| LISTED RECORDS |

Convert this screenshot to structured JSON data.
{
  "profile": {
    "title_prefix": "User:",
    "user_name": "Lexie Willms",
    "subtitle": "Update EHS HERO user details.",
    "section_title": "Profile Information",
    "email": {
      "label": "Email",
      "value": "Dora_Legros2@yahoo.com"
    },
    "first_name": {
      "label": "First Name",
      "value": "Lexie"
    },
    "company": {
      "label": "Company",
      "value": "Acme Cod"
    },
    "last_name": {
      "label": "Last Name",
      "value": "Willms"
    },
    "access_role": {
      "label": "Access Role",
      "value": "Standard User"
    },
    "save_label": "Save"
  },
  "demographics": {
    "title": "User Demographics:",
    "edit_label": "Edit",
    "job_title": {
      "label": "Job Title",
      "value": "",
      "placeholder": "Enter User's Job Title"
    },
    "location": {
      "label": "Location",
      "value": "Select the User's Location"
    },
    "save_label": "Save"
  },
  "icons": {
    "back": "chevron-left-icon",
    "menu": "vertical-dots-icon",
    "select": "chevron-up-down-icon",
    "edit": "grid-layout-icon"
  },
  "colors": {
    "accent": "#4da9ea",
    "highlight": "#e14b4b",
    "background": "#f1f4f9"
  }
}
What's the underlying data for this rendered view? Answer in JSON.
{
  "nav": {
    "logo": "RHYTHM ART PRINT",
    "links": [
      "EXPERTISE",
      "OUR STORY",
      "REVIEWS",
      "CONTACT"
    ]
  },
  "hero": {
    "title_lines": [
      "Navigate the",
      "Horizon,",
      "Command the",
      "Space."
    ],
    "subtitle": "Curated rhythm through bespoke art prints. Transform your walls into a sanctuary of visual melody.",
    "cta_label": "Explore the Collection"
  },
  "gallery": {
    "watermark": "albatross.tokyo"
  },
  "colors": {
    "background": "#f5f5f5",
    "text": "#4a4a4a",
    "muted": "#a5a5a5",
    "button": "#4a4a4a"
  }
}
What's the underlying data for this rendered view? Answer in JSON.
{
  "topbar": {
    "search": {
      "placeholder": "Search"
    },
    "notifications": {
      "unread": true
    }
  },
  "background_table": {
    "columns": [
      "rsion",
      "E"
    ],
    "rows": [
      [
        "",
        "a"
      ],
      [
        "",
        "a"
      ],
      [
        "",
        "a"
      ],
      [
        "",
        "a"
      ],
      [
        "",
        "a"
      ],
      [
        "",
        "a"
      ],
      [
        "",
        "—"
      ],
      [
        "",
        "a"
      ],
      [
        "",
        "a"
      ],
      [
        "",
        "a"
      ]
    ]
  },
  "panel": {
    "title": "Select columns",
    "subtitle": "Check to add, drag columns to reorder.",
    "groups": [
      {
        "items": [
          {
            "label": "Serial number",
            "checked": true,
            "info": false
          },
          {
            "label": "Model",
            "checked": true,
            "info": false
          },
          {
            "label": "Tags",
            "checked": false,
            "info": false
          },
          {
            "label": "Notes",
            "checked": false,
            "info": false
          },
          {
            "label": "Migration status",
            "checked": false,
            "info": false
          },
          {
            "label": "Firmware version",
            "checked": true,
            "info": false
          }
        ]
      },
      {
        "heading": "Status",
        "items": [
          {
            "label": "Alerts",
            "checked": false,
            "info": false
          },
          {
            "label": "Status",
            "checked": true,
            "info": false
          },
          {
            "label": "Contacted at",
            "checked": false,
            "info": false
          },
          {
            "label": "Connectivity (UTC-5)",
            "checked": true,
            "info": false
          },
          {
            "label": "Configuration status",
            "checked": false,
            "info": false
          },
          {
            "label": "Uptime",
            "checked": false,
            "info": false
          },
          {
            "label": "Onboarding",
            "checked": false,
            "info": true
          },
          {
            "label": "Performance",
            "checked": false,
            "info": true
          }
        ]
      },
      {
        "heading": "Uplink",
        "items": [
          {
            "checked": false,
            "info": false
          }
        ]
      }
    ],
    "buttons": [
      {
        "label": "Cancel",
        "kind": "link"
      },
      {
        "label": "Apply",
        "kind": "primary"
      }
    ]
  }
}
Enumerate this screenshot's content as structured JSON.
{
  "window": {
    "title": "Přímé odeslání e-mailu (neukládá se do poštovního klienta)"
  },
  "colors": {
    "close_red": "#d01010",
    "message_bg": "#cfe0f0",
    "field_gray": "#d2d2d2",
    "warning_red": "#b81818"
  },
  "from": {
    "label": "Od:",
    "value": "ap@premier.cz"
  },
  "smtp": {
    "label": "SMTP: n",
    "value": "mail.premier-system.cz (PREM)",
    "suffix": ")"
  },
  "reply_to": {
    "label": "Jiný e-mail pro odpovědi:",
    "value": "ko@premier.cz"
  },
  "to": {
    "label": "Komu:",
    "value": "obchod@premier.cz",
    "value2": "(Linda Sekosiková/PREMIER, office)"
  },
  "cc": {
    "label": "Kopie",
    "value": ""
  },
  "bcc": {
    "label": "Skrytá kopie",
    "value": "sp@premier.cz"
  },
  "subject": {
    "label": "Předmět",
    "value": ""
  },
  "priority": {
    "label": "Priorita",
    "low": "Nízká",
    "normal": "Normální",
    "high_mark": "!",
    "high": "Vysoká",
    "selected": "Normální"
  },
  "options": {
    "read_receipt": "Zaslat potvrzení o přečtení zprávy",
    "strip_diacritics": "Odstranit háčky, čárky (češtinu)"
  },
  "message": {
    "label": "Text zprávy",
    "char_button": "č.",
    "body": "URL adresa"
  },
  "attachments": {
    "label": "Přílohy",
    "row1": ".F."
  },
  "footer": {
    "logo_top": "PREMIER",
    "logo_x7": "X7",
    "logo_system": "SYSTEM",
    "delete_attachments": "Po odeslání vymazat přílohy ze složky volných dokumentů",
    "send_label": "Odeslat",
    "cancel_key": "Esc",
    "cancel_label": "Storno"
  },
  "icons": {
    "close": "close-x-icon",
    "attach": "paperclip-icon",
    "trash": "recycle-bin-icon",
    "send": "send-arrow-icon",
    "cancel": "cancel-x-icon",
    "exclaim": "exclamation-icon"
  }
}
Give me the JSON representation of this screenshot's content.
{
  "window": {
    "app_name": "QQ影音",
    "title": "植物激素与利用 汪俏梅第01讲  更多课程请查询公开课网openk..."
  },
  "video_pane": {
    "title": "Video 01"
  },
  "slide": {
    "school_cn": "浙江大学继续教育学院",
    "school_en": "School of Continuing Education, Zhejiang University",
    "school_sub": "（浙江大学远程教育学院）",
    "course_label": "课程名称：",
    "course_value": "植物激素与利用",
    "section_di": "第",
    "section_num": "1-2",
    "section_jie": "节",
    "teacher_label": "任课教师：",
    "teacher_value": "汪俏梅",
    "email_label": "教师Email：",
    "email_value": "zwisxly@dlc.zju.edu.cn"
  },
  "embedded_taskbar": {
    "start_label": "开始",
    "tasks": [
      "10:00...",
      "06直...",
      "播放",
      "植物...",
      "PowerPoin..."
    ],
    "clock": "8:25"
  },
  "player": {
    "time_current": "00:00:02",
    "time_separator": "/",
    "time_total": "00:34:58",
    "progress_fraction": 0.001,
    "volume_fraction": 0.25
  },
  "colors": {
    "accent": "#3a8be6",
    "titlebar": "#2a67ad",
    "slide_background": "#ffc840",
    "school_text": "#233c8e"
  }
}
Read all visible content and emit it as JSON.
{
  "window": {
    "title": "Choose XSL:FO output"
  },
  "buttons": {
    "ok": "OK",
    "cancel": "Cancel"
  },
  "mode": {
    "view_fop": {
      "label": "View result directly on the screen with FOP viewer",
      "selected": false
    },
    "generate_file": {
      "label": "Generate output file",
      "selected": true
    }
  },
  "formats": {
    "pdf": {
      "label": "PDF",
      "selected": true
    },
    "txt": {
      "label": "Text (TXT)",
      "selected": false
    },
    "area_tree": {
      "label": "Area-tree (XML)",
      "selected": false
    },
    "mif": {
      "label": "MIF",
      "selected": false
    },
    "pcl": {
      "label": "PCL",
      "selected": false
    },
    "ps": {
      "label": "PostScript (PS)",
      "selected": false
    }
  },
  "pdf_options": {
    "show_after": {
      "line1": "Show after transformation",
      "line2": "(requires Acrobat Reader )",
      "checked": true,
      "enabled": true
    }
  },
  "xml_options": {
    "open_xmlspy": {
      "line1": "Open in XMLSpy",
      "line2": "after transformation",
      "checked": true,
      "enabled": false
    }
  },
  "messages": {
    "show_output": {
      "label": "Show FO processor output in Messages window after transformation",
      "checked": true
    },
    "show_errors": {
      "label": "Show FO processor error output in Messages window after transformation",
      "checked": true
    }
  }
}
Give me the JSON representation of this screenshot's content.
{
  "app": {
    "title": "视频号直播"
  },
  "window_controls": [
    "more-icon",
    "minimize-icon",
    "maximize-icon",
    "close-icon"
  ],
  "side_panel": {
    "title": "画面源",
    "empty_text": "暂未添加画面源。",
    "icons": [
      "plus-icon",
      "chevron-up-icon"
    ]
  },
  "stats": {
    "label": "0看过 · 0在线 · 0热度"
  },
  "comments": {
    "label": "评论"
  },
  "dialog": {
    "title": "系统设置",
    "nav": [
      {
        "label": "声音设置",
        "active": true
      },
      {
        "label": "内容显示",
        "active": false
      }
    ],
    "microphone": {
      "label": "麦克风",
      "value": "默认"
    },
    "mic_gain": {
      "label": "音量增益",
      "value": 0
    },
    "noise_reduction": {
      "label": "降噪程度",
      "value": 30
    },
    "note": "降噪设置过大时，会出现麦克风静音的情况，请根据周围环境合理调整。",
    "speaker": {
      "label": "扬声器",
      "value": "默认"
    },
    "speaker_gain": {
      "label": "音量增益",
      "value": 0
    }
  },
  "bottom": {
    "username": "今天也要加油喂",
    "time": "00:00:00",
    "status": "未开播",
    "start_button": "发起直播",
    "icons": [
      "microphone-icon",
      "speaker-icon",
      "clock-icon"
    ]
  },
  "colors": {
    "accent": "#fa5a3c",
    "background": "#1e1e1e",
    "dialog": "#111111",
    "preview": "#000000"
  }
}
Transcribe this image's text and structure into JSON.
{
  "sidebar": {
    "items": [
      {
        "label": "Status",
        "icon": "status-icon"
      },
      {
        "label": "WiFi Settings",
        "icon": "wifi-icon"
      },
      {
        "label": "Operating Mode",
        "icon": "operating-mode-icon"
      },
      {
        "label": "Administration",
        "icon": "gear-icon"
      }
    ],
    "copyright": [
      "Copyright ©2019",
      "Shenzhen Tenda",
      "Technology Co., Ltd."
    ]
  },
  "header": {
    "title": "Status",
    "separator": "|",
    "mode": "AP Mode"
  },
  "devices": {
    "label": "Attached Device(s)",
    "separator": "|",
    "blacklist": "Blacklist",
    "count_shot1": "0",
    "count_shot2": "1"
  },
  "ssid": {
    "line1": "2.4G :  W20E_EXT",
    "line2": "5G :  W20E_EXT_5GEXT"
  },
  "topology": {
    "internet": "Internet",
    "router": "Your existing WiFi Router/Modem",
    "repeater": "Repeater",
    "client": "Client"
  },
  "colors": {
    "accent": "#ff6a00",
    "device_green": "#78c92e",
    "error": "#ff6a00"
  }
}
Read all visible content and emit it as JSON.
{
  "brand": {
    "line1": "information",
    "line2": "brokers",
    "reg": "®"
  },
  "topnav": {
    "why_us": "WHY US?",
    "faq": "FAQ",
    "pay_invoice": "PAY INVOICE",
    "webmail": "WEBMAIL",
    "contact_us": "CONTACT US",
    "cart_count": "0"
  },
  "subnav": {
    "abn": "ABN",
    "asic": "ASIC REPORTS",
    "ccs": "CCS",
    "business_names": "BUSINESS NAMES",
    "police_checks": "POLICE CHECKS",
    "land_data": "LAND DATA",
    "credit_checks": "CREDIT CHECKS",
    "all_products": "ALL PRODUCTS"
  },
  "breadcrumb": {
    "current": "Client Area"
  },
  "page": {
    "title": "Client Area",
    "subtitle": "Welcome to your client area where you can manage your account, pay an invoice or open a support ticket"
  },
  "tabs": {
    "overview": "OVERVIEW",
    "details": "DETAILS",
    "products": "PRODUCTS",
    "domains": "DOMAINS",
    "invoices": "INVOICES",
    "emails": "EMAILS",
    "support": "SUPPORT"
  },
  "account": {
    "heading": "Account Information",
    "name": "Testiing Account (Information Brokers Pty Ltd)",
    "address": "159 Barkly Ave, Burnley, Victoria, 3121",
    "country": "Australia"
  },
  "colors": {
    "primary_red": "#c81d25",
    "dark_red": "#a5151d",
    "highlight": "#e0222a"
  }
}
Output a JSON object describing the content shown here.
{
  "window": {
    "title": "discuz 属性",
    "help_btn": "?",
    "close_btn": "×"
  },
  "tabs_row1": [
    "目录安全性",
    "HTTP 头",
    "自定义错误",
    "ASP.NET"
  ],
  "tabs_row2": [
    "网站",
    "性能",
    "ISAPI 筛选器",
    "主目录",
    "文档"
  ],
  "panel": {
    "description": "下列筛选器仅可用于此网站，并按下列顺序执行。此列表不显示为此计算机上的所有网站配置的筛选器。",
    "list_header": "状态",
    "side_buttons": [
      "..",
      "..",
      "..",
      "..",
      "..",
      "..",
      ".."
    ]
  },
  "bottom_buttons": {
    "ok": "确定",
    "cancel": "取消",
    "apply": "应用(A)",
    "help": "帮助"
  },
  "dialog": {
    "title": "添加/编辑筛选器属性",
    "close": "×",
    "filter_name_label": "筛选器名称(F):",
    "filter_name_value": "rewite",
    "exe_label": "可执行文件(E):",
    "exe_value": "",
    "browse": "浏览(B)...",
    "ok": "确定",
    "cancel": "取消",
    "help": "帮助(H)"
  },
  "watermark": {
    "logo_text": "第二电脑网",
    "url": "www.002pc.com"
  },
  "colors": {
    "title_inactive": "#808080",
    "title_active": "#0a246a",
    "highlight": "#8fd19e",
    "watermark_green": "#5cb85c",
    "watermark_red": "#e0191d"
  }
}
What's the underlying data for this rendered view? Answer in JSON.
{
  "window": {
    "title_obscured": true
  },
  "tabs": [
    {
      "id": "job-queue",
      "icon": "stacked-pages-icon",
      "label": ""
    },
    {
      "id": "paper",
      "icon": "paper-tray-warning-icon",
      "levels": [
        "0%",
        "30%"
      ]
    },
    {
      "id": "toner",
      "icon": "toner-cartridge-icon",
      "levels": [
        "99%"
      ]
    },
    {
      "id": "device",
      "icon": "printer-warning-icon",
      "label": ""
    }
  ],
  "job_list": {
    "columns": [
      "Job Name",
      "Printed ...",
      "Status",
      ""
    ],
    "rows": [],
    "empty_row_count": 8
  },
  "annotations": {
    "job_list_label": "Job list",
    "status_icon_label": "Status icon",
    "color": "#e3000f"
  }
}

| TASK TO CARRY OUT |
Filter the listing for the word "Normální" and copy every line that holds it.

| RESPONSE TO THE TASK |
    "normal": "Normální",
    "selected": "Normální"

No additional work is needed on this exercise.